■ Material supplied
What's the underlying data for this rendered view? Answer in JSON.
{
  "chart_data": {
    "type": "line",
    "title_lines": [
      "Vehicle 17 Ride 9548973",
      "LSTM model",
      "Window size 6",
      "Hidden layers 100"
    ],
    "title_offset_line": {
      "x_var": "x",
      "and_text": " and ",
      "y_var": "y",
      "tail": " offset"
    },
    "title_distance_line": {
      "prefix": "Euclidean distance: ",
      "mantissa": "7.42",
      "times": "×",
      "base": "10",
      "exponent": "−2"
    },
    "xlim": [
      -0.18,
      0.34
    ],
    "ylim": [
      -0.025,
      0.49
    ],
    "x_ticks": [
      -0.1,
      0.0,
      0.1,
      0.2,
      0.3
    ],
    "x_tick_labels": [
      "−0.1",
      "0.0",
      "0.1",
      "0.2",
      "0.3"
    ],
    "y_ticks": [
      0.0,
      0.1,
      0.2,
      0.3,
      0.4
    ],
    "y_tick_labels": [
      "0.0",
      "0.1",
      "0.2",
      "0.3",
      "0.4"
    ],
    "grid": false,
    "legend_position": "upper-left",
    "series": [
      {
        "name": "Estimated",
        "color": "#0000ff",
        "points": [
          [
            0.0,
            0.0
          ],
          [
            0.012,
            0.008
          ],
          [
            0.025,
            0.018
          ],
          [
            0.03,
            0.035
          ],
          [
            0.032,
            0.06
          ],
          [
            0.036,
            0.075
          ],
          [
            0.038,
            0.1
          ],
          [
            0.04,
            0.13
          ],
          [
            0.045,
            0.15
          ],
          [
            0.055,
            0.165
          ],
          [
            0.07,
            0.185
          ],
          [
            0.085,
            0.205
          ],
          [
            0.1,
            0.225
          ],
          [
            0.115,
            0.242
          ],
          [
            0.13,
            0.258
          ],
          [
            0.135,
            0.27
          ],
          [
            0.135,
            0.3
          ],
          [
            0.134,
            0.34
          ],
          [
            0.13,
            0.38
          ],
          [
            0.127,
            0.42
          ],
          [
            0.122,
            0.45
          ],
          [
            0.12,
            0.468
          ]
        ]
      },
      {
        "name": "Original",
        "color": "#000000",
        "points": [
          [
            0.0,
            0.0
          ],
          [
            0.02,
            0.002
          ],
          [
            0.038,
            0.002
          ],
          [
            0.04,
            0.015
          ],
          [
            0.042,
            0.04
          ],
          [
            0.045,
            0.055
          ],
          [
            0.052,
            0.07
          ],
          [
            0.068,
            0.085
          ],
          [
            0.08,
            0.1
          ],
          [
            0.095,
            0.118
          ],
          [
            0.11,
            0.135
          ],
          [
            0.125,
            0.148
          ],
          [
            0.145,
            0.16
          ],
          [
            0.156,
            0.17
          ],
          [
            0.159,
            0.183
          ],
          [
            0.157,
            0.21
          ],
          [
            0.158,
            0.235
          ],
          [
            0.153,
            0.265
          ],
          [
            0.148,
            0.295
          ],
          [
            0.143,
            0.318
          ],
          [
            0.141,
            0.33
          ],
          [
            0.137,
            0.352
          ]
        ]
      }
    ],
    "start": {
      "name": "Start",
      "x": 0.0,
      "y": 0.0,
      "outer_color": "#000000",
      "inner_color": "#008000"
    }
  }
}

■ Problem
Write the listing out again, exactly as shown above.

■ Worked solution
What's the underlying data for this rendered view? Answer in JSON.
{
  "chart_data": {
    "type": "line",
    "title_lines": [
      "Vehicle 17 Ride 9548973",
      "LSTM model",
      "Window size 6",
      "Hidden layers 100"
    ],
    "title_offset_line": {
      "x_var": "x",
      "and_text": " and ",
      "y_var": "y",
      "tail": " offset"
    },
    "title_distance_line": {
      "prefix": "Euclidean distance: ",
      "mantissa": "7.42",
      "times": "×",
      "base": "10",
      "exponent": "−2"
    },
    "xlim": [
      -0.18,
      0.34
    ],
    "ylim": [
      -0.025,
      0.49
    ],
    "x_ticks": [
      -0.1,
      0.0,
      0.1,
      0.2,
      0.3
    ],
    "x_tick_labels": [
      "−0.1",
      "0.0",
      "0.1",
      "0.2",
      "0.3"
    ],
    "y_ticks": [
      0.0,
      0.1,
      0.2,
      0.3,
      0.4
    ],
    "y_tick_labels": [
      "0.0",
      "0.1",
      "0.2",
      "0.3",
      "0.4"
    ],
    "grid": false,
    "legend_position": "upper-left",
    "series": [
      {
        "name": "Estimated",
        "color": "#0000ff",
        "points": [
          [
            0.0,
            0.0
          ],
          [
            0.012,
            0.008
          ],
          [
            0.025,
            0.018
          ],
          [
            0.03,
            0.035
          ],
          [
            0.032,
            0.06
          ],
          [
            0.036,
            0.075
          ],
          [
            0.038,
            0.1
          ],
          [
            0.04,
            0.13
          ],
          [
            0.045,
            0.15
          ],
          [
            0.055,
            0.165
          ],
          [
            0.07,
            0.185
          ],
          [
            0.085,
            0.205
          ],
          [
            0.1,
            0.225
          ],
          [
            0.115,
            0.242
          ],
          [
            0.13,
            0.258
          ],
          [
            0.135,
            0.27
          ],
          [
            0.135,
            0.3
          ],
          [
            0.134,
            0.34
          ],
          [
            0.13,
            0.38
          ],
          [
            0.127,
            0.42
          ],
          [
            0.122,
            0.45
          ],
          [
            0.12,
            0.468
          ]
        ]
      },
      {
        "name": "Original",
        "color": "#000000",
        "points": [
          [
            0.0,
            0.0
          ],
          [
            0.02,
            0.002
          ],
          [
            0.038,
            0.002
          ],
          [
            0.04,
            0.015
          ],
          [
            0.042,
            0.04
          ],
          [
            0.045,
            0.055
          ],
          [
            0.052,
            0.07
          ],
          [
            0.068,
            0.085
          ],
          [
            0.08,
            0.1
          ],
          [
            0.095,
            0.118
          ],
          [
            0.11,
            0.135
          ],
          [
            0.125,
            0.148
          ],
          [
            0.145,
            0.16
          ],
          [
            0.156,
            0.17
          ],
          [
            0.159,
            0.183
          ],
          [
            0.157,
            0.21
          ],
          [
            0.158,
            0.235
          ],
          [
            0.153,
            0.265
          ],
          [
            0.148,
            0.295
          ],
          [
            0.143,
            0.318
          ],
          [
            0.141,
            0.33
          ],
          [
            0.137,
            0.352
          ]
        ]
      }
    ],
    "start": {
      "name": "Start",
      "x": 0.0,
      "y": 0.0,
      "outer_color": "#000000",
      "inner_color": "#008000"
    }
  }
}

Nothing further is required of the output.